### Task goal
Please quote the material exactly, every line of it.

Saved data entries:
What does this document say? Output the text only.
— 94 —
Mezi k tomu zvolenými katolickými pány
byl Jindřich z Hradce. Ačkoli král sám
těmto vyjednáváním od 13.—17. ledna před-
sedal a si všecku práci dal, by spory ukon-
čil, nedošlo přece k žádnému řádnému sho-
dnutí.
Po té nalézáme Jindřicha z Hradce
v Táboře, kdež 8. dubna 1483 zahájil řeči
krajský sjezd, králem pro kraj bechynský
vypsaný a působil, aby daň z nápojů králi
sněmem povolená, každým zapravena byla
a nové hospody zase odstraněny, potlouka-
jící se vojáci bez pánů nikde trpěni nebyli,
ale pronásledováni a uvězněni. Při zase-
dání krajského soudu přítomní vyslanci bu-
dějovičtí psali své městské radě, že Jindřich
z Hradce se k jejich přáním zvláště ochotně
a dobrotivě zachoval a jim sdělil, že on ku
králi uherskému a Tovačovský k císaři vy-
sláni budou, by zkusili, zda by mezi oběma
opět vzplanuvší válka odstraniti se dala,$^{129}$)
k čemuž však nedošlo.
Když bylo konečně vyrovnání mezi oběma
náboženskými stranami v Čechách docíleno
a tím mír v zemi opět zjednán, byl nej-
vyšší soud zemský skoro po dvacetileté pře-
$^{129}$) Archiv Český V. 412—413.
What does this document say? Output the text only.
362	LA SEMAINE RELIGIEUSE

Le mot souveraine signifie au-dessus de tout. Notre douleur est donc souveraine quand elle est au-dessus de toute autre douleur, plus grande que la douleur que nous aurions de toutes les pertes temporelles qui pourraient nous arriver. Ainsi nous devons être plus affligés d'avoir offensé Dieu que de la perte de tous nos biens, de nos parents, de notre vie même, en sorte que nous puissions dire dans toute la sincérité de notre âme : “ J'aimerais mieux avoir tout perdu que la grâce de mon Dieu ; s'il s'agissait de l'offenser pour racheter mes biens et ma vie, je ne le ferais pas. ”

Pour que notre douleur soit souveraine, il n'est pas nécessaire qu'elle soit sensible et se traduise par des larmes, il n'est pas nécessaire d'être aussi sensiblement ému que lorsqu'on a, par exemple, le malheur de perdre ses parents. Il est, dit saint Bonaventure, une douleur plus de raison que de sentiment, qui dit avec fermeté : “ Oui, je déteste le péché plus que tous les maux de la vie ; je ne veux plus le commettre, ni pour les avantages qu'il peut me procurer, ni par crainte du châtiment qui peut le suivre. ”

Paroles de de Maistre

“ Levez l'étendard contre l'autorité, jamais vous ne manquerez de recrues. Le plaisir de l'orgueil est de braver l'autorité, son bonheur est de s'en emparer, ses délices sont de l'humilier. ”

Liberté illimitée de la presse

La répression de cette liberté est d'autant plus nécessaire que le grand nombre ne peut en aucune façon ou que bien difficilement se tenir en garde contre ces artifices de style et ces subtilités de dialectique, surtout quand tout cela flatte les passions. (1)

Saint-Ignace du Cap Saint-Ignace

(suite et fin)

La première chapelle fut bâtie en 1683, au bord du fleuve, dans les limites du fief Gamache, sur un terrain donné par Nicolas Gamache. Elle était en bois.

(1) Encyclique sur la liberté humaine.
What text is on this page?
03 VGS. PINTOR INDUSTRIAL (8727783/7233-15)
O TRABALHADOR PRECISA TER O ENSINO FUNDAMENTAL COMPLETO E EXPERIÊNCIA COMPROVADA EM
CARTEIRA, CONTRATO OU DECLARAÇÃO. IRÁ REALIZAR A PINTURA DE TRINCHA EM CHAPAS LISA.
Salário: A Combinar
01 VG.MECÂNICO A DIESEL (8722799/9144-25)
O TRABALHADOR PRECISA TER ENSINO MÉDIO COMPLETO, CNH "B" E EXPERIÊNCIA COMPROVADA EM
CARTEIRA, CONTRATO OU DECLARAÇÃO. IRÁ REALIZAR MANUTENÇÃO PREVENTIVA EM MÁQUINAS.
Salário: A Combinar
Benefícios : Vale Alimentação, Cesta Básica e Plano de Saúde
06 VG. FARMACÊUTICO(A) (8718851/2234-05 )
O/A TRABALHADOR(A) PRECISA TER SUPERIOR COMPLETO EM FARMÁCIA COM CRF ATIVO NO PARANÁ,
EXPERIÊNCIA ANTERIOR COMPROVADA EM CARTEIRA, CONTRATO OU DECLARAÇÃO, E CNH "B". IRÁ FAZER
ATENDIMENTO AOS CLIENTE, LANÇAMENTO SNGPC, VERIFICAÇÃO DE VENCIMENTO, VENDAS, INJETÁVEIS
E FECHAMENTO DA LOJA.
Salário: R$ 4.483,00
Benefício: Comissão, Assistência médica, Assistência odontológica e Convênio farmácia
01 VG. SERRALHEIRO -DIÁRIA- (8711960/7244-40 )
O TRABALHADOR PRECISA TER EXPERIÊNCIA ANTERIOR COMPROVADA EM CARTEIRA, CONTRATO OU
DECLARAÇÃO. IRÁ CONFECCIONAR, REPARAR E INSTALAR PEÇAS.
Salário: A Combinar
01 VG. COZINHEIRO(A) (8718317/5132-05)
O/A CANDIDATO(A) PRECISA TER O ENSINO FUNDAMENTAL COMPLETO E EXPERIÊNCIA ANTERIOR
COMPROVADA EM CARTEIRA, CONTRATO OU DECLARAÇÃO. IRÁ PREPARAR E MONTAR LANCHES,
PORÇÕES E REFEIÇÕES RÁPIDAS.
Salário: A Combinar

### Result for this task
What does this document say? Output the text only.
— 94 —
Mezi k tomu zvolenými katolickými pány
byl Jindřich z Hradce. Ačkoli král sám
těmto vyjednáváním od 13.—17. ledna před-
sedal a si všecku práci dal, by spory ukon-
čil, nedošlo přece k žádnému řádnému sho-
dnutí.
Po té nalézáme Jindřicha z Hradce
v Táboře, kdež 8. dubna 1483 zahájil řeči
krajský sjezd, králem pro kraj bechynský
vypsaný a působil, aby daň z nápojů králi
sněmem povolená, každým zapravena byla
a nové hospody zase odstraněny, potlouka-
jící se vojáci bez pánů nikde trpěni nebyli,
ale pronásledováni a uvězněni. Při zase-
dání krajského soudu přítomní vyslanci bu-
dějovičtí psali své městské radě, že Jindřich
z Hradce se k jejich přáním zvláště ochotně
a dobrotivě zachoval a jim sdělil, že on ku
králi uherskému a Tovačovský k císaři vy-
sláni budou, by zkusili, zda by mezi oběma
opět vzplanuvší válka odstraniti se dala,$^{129}$)
k čemuž však nedošlo.
Když bylo konečně vyrovnání mezi oběma
náboženskými stranami v Čechách docíleno
a tím mír v zemi opět zjednán, byl nej-
vyšší soud zemský skoro po dvacetileté pře-
$^{129}$) Archiv Český V. 412—413.
What does this document say? Output the text only.
362	LA SEMAINE RELIGIEUSE

Le mot souveraine signifie au-dessus de tout. Notre douleur est donc souveraine quand elle est au-dessus de toute autre douleur, plus grande que la douleur que nous aurions de toutes les pertes temporelles qui pourraient nous arriver. Ainsi nous devons être plus affligés d'avoir offensé Dieu que de la perte de tous nos biens, de nos parents, de notre vie même, en sorte que nous puissions dire dans toute la sincérité de notre âme : “ J'aimerais mieux avoir tout perdu que la grâce de mon Dieu ; s'il s'agissait de l'offenser pour racheter mes biens et ma vie, je ne le ferais pas. ”

Pour que notre douleur soit souveraine, il n'est pas nécessaire qu'elle soit sensible et se traduise par des larmes, il n'est pas nécessaire d'être aussi sensiblement ému que lorsqu'on a, par exemple, le malheur de perdre ses parents. Il est, dit saint Bonaventure, une douleur plus de raison que de sentiment, qui dit avec fermeté : “ Oui, je déteste le péché plus que tous les maux de la vie ; je ne veux plus le commettre, ni pour les avantages qu'il peut me procurer, ni par crainte du châtiment qui peut le suivre. ”

Paroles de de Maistre

“ Levez l'étendard contre l'autorité, jamais vous ne manquerez de recrues. Le plaisir de l'orgueil est de braver l'autorité, son bonheur est de s'en emparer, ses délices sont de l'humilier. ”

Liberté illimitée de la presse

La répression de cette liberté est d'autant plus nécessaire que le grand nombre ne peut en aucune façon ou que bien difficilement se tenir en garde contre ces artifices de style et ces subtilités de dialectique, surtout quand tout cela flatte les passions. (1)

Saint-Ignace du Cap Saint-Ignace

(suite et fin)

La première chapelle fut bâtie en 1683, au bord du fleuve, dans les limites du fief Gamache, sur un terrain donné par Nicolas Gamache. Elle était en bois.

(1) Encyclique sur la liberté humaine.
What text is on this page?
03 VGS. PINTOR INDUSTRIAL (8727783/7233-15)
O TRABALHADOR PRECISA TER O ENSINO FUNDAMENTAL COMPLETO E EXPERIÊNCIA COMPROVADA EM
CARTEIRA, CONTRATO OU DECLARAÇÃO. IRÁ REALIZAR A PINTURA DE TRINCHA EM CHAPAS LISA.
Salário: A Combinar
01 VG.MECÂNICO A DIESEL (8722799/9144-25)
O TRABALHADOR PRECISA TER ENSINO MÉDIO COMPLETO, CNH "B" E EXPERIÊNCIA COMPROVADA EM
CARTEIRA, CONTRATO OU DECLARAÇÃO. IRÁ REALIZAR MANUTENÇÃO PREVENTIVA EM MÁQUINAS.
Salário: A Combinar
Benefícios : Vale Alimentação, Cesta Básica e Plano de Saúde
06 VG. FARMACÊUTICO(A) (8718851/2234-05 )
O/A TRABALHADOR(A) PRECISA TER SUPERIOR COMPLETO EM FARMÁCIA COM CRF ATIVO NO PARANÁ,
EXPERIÊNCIA ANTERIOR COMPROVADA EM CARTEIRA, CONTRATO OU DECLARAÇÃO, E CNH "B". IRÁ FAZER
ATENDIMENTO AOS CLIENTE, LANÇAMENTO SNGPC, VERIFICAÇÃO DE VENCIMENTO, VENDAS, INJETÁVEIS
E FECHAMENTO DA LOJA.
Salário: R$ 4.483,00
Benefício: Comissão, Assistência médica, Assistência odontológica e Convênio farmácia
01 VG. SERRALHEIRO -DIÁRIA- (8711960/7244-40 )
O TRABALHADOR PRECISA TER EXPERIÊNCIA ANTERIOR COMPROVADA EM CARTEIRA, CONTRATO OU
DECLARAÇÃO. IRÁ CONFECCIONAR, REPARAR E INSTALAR PEÇAS.
Salário: A Combinar
01 VG. COZINHEIRO(A) (8718317/5132-05)
O/A CANDIDATO(A) PRECISA TER O ENSINO FUNDAMENTAL COMPLETO E EXPERIÊNCIA ANTERIOR
COMPROVADA EM CARTEIRA, CONTRATO OU DECLARAÇÃO. IRÁ PREPARAR E MONTAR LANCHES,
PORÇÕES E REFEIÇÕES RÁPIDAS.
Salário: A Combinar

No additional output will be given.